PROBLEM TO SOLVE: Scan the material and copy every line in which "Dimensionless" appears.

# # # # #

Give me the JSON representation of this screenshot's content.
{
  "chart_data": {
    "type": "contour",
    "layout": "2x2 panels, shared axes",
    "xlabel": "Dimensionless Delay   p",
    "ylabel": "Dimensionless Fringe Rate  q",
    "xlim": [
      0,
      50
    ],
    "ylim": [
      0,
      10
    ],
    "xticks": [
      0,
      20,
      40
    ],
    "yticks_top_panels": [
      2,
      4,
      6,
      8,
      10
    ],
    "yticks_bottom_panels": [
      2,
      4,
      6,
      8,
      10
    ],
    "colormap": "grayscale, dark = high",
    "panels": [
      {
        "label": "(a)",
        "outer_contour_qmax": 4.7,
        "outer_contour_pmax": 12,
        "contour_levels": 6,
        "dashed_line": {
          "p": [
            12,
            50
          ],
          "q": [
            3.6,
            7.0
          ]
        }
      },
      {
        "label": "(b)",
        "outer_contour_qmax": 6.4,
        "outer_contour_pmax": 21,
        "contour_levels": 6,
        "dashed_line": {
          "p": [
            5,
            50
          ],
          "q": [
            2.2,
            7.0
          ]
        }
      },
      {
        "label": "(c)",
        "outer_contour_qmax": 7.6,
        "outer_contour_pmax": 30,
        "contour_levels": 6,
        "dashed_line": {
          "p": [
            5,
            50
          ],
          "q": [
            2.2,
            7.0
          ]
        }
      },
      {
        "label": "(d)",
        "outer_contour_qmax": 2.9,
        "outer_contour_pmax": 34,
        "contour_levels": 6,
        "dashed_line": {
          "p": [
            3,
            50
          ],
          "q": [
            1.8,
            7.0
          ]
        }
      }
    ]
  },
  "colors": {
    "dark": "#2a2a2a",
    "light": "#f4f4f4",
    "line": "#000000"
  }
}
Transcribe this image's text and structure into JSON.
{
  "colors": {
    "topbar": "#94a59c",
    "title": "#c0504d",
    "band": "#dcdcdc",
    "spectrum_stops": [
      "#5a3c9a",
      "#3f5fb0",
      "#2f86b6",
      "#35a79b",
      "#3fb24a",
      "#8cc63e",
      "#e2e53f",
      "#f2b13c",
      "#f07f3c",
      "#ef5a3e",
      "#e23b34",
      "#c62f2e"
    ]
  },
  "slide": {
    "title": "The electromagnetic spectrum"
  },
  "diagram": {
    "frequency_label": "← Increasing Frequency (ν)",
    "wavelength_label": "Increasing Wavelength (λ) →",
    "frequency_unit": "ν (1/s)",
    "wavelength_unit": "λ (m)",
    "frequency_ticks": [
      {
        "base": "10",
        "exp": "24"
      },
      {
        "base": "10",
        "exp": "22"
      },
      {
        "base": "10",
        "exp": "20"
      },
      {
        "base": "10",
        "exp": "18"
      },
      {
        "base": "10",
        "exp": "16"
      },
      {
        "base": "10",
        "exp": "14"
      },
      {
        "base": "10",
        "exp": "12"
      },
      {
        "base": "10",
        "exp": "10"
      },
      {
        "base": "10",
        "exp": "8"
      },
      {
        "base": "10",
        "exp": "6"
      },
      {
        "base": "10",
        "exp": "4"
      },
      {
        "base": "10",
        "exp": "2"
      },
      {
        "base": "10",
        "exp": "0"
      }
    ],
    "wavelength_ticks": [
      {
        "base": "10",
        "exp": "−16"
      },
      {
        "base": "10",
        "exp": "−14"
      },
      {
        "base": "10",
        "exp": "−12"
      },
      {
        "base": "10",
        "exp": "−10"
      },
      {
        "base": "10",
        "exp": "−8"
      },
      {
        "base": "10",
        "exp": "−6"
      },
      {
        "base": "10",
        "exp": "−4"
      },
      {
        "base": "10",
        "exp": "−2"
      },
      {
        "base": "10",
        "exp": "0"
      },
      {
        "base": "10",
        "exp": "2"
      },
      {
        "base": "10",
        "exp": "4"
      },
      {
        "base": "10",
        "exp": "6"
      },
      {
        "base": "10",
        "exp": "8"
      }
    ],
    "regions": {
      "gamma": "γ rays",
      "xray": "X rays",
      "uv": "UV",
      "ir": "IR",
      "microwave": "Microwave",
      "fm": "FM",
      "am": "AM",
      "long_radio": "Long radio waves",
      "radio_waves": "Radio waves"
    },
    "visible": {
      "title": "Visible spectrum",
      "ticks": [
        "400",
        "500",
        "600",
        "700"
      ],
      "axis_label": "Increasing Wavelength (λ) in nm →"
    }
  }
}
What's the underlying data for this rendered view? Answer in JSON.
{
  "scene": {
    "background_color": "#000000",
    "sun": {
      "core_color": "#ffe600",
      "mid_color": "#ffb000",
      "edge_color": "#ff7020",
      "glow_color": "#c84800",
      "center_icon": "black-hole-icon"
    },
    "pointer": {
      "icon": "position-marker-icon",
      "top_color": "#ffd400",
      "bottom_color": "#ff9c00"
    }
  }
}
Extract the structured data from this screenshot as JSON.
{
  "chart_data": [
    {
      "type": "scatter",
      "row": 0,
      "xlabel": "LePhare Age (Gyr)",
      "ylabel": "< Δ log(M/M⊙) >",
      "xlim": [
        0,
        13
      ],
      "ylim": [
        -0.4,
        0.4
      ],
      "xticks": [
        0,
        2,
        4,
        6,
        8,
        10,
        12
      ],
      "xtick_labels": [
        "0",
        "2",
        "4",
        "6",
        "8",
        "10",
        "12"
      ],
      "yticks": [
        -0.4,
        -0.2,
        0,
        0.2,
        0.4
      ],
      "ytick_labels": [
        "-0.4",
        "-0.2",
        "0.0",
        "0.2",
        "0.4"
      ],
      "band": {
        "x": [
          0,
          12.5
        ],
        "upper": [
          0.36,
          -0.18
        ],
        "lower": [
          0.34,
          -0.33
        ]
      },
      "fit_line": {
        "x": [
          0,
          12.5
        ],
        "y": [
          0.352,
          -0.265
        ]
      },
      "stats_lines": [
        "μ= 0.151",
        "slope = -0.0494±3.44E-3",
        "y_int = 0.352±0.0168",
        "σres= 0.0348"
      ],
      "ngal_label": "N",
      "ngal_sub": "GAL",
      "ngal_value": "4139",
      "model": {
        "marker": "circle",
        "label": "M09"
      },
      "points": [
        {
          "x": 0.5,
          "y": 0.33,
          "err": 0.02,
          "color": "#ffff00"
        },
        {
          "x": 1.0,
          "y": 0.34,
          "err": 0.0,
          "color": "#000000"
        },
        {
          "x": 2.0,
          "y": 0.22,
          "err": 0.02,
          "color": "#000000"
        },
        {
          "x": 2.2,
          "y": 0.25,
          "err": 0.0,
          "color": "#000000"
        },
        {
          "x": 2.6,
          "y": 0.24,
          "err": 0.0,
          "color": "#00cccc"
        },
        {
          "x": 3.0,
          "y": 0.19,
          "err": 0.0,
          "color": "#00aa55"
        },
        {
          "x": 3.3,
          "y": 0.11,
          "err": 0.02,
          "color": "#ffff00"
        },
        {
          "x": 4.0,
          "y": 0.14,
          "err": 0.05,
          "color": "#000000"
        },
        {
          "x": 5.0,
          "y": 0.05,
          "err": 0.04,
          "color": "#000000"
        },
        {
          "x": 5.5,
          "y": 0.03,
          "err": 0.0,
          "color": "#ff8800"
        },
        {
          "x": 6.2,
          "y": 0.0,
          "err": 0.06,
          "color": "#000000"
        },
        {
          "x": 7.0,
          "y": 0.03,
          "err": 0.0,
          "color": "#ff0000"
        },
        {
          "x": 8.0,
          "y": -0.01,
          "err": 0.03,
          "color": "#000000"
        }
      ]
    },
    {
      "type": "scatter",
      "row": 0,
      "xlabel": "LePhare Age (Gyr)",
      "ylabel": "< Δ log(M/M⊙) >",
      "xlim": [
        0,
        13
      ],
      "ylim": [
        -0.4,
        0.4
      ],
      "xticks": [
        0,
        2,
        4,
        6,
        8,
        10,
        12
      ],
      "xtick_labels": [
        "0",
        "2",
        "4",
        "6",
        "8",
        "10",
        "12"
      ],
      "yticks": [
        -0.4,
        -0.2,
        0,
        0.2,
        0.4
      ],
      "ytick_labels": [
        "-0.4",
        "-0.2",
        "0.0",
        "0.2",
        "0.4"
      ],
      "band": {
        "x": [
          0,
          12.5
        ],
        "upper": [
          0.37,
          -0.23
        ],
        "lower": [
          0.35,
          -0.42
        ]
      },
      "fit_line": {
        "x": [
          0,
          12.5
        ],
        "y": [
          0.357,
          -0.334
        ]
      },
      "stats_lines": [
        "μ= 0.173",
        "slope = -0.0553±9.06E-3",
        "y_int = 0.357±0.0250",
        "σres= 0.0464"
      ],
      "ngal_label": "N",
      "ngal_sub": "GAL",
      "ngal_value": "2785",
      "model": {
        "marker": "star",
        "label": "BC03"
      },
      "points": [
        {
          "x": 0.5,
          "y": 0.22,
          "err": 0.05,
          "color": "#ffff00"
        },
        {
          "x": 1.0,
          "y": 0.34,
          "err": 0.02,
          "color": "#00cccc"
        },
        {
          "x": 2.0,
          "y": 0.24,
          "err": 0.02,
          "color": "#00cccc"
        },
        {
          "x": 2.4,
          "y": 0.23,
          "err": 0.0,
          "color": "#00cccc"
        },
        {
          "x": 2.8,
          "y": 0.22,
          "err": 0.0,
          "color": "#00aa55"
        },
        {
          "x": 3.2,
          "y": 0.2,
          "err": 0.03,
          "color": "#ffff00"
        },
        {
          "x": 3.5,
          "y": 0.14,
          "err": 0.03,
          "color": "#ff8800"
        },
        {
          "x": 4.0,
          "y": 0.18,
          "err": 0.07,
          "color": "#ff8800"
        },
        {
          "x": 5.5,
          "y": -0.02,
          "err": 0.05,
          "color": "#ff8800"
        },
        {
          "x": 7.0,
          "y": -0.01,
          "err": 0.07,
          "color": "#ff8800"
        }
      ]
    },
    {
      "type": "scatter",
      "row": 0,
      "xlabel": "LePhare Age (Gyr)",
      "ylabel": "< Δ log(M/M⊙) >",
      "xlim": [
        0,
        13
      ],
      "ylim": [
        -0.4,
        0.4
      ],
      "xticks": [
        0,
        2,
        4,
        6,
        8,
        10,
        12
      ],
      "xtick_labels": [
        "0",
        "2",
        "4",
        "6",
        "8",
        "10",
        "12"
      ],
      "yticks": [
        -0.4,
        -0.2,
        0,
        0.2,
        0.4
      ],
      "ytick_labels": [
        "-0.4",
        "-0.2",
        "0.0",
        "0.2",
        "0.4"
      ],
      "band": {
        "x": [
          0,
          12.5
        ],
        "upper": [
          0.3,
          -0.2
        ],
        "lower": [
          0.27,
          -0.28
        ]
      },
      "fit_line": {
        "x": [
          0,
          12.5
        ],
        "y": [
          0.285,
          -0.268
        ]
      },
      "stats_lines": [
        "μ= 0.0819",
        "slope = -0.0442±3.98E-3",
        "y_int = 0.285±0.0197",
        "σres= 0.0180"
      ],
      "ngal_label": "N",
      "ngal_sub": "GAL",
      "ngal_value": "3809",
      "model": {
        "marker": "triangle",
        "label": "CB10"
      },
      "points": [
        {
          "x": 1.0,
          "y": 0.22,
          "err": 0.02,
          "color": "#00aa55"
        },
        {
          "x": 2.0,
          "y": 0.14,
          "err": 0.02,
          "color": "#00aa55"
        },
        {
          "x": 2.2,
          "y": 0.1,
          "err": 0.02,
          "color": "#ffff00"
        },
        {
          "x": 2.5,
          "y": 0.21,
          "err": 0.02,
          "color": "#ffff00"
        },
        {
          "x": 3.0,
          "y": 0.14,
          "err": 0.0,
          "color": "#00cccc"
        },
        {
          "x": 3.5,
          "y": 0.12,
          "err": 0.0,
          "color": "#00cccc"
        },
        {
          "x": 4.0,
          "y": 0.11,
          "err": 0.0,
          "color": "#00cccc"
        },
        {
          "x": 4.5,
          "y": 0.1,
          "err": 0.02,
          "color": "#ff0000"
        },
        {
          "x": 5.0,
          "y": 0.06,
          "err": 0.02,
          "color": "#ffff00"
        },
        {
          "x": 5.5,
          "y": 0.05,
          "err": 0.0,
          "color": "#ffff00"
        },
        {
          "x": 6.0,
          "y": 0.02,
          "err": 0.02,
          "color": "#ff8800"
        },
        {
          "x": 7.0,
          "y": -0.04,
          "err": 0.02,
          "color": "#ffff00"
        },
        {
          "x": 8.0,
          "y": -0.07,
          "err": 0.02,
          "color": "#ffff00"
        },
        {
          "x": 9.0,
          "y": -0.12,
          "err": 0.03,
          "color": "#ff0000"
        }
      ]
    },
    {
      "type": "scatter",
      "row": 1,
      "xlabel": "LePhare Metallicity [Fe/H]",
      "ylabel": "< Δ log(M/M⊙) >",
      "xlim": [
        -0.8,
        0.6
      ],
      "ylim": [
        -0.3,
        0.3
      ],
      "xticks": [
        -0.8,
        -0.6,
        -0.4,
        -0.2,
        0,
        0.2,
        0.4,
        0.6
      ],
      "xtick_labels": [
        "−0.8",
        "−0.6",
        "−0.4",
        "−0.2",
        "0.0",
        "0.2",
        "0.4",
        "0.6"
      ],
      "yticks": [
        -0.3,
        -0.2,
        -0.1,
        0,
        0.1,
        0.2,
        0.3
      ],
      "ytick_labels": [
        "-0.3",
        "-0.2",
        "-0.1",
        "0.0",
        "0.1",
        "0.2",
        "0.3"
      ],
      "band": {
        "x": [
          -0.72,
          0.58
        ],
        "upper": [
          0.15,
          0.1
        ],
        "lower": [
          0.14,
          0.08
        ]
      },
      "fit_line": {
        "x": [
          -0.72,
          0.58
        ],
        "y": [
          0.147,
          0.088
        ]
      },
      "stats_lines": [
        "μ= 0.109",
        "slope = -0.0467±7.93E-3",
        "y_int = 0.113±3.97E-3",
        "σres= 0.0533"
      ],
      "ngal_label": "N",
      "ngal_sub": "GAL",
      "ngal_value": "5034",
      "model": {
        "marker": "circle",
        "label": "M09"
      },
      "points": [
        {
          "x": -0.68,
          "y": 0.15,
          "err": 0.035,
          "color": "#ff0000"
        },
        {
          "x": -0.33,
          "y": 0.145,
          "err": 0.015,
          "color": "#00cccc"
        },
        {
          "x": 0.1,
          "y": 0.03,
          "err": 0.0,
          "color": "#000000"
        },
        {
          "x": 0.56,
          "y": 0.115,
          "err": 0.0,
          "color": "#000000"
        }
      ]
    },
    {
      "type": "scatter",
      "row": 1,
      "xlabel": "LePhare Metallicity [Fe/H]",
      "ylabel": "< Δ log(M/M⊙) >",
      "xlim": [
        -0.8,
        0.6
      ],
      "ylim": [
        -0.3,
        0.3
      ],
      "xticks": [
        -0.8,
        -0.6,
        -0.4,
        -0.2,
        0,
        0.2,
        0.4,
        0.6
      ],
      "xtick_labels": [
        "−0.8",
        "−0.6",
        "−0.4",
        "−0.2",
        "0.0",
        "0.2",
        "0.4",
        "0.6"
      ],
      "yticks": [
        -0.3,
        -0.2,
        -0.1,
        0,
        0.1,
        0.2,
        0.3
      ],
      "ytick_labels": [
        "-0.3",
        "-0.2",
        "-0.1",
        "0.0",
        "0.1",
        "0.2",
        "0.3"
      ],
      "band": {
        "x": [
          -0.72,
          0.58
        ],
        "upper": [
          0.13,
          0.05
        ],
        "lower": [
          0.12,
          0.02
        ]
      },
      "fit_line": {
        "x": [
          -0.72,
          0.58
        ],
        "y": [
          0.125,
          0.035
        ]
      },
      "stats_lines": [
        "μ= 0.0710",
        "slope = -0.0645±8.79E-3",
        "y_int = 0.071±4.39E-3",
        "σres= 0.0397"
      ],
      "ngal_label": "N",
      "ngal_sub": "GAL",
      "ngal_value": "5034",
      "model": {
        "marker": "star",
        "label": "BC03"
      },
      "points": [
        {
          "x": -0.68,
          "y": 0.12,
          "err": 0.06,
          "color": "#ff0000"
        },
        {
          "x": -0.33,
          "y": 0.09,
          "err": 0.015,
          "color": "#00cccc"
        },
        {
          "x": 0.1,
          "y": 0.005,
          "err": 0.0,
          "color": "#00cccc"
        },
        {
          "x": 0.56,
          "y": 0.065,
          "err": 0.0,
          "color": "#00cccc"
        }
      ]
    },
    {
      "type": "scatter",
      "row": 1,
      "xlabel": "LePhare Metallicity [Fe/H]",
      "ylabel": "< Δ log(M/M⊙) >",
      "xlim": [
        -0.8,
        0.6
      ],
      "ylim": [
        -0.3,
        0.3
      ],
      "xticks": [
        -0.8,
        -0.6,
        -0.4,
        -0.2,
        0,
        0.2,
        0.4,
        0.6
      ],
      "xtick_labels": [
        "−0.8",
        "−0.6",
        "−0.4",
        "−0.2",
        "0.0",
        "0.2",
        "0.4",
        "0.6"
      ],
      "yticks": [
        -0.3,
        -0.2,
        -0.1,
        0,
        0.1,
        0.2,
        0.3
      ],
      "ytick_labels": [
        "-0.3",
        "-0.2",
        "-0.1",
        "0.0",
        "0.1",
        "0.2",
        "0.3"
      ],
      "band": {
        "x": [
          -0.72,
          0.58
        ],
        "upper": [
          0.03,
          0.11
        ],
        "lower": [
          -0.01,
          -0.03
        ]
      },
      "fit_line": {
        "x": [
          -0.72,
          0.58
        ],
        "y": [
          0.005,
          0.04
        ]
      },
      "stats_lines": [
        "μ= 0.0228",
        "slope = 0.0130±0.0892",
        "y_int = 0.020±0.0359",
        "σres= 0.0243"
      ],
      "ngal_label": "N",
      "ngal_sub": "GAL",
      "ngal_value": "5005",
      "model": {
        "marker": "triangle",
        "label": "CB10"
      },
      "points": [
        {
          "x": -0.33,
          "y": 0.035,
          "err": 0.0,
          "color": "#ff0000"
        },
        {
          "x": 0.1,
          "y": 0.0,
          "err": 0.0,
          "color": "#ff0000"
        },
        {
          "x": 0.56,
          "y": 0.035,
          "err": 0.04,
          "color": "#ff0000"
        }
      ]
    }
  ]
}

# # # # #

THE RESULT:
    "xlabel": "Dimensionless Delay   p",
    "ylabel": "Dimensionless Fringe Rate  q",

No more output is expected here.